_YOUR OBJECTIVE_. Only the lines from the one containing "Read all visible content and emit it as JSON." to the end of the records belong in the output; print them exactly.

BEGIN DATASET EXTRACT

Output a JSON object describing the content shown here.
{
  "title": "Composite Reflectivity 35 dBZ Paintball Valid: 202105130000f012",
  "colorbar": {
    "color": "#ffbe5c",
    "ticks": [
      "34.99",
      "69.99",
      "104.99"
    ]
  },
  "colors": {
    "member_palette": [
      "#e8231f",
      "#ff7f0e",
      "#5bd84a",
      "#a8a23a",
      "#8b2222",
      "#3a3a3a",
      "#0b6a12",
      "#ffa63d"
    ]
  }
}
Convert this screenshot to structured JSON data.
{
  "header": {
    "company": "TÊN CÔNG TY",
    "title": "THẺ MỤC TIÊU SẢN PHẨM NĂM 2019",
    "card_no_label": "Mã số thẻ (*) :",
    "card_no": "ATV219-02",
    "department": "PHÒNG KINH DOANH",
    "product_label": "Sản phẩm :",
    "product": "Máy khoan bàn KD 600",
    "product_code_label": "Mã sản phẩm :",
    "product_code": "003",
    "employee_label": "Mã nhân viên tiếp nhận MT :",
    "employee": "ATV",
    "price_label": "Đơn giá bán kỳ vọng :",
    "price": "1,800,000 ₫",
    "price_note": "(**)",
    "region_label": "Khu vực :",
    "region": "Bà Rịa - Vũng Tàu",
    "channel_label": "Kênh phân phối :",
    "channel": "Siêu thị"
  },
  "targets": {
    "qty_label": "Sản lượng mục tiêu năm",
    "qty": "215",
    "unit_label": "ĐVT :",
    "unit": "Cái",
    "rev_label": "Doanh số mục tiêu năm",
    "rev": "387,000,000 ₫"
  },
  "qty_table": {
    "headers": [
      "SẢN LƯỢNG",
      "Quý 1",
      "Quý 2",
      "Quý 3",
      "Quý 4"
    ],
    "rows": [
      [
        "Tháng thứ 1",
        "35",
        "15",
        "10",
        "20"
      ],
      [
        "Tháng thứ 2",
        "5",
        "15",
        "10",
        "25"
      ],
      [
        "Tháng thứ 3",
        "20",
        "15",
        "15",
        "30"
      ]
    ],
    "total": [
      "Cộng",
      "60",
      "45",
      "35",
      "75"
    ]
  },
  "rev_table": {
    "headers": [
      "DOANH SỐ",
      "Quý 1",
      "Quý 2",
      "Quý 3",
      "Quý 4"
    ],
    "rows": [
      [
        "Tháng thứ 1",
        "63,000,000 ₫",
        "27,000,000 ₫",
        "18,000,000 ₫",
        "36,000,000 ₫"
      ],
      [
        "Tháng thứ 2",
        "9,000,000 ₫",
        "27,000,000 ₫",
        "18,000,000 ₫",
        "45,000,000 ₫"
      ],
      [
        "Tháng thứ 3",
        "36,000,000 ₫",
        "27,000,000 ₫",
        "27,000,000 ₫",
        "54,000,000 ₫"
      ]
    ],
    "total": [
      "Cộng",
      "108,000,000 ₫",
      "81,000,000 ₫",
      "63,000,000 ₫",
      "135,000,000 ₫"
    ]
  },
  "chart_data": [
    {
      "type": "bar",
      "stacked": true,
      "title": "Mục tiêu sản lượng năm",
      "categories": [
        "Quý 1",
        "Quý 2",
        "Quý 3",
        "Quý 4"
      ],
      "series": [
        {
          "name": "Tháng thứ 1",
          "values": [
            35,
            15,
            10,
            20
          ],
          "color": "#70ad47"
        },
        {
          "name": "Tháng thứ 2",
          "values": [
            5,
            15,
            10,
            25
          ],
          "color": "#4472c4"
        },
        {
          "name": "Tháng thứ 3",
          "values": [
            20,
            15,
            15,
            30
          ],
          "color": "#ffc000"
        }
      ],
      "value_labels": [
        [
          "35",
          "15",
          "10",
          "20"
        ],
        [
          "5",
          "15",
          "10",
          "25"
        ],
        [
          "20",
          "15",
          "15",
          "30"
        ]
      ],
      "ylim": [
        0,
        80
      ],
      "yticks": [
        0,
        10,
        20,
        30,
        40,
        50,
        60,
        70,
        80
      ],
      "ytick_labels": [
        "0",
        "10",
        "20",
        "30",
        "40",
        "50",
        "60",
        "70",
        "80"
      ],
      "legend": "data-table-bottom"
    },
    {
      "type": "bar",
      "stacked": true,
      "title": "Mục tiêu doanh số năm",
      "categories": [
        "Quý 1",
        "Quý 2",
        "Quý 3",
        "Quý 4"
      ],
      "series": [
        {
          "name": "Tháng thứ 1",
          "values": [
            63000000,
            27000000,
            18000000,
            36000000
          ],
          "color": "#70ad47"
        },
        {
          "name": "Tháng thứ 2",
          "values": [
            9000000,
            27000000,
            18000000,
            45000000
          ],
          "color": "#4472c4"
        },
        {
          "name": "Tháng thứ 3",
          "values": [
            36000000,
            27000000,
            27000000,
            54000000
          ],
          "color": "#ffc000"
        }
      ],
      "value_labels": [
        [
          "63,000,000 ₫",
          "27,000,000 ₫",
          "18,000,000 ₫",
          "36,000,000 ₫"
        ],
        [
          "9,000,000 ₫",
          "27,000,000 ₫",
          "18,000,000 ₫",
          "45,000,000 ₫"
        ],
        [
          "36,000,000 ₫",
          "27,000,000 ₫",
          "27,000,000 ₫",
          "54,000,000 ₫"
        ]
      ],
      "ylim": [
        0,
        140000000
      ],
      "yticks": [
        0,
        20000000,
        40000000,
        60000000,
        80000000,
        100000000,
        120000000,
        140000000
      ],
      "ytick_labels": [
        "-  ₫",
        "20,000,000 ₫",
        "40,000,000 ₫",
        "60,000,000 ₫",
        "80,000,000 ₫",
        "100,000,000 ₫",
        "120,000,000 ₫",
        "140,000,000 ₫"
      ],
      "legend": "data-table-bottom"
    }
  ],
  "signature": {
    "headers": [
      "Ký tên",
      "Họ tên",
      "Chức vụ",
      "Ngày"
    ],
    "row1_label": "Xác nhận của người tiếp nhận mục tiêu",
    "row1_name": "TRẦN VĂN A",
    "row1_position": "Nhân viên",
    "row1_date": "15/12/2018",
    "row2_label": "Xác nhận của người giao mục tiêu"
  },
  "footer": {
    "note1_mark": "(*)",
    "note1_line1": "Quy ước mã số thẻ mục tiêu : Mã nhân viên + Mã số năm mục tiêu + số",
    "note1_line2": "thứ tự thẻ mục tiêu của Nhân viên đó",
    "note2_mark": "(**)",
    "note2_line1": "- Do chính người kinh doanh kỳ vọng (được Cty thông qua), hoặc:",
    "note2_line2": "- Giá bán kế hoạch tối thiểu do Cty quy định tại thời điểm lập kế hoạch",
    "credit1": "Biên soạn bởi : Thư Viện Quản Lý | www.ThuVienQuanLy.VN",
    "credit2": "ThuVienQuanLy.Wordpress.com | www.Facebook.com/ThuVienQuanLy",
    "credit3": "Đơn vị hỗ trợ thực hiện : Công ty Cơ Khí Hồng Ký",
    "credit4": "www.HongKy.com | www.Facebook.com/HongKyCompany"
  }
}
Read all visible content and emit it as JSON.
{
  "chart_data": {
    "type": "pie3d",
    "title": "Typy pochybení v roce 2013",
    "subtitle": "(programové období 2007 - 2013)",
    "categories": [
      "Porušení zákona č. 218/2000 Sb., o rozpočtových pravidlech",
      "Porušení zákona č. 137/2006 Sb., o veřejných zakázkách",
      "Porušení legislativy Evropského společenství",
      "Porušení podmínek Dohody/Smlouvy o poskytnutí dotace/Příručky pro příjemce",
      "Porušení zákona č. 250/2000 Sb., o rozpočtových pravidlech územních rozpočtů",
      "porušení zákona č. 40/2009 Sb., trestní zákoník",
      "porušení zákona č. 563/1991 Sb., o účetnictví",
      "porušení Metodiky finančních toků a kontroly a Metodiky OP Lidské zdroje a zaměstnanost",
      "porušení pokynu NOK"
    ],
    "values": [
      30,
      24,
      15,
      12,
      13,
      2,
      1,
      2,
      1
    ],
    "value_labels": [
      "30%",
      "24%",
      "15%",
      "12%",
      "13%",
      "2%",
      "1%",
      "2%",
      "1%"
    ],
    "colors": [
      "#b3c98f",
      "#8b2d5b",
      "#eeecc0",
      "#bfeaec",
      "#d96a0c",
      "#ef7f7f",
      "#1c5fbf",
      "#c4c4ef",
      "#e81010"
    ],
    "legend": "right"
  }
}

END DATASET EXTRACT

_CORRECT OUTPUT_.
Read all visible content and emit it as JSON.
{
  "chart_data": {
    "type": "pie3d",
    "title": "Typy pochybení v roce 2013",
    "subtitle": "(programové období 2007 - 2013)",
    "categories": [
      "Porušení zákona č. 218/2000 Sb., o rozpočtových pravidlech",
      "Porušení zákona č. 137/2006 Sb., o veřejných zakázkách",
      "Porušení legislativy Evropského společenství",
      "Porušení podmínek Dohody/Smlouvy o poskytnutí dotace/Příručky pro příjemce",
      "Porušení zákona č. 250/2000 Sb., o rozpočtových pravidlech územních rozpočtů",
      "porušení zákona č. 40/2009 Sb., trestní zákoník",
      "porušení zákona č. 563/1991 Sb., o účetnictví",
      "porušení Metodiky finančních toků a kontroly a Metodiky OP Lidské zdroje a zaměstnanost",
      "porušení pokynu NOK"
    ],
    "values": [
      30,
      24,
      15,
      12,
      13,
      2,
      1,
      2,
      1
    ],
    "value_labels": [
      "30%",
      "24%",
      "15%",
      "12%",
      "13%",
      "2%",
      "1%",
      "2%",
      "1%"
    ],
    "colors": [
      "#b3c98f",
      "#8b2d5b",
      "#eeecc0",
      "#bfeaec",
      "#d96a0c",
      "#ef7f7f",
      "#1c5fbf",
      "#c4c4ef",
      "#e81010"
    ],
    "legend": "right"
  }
}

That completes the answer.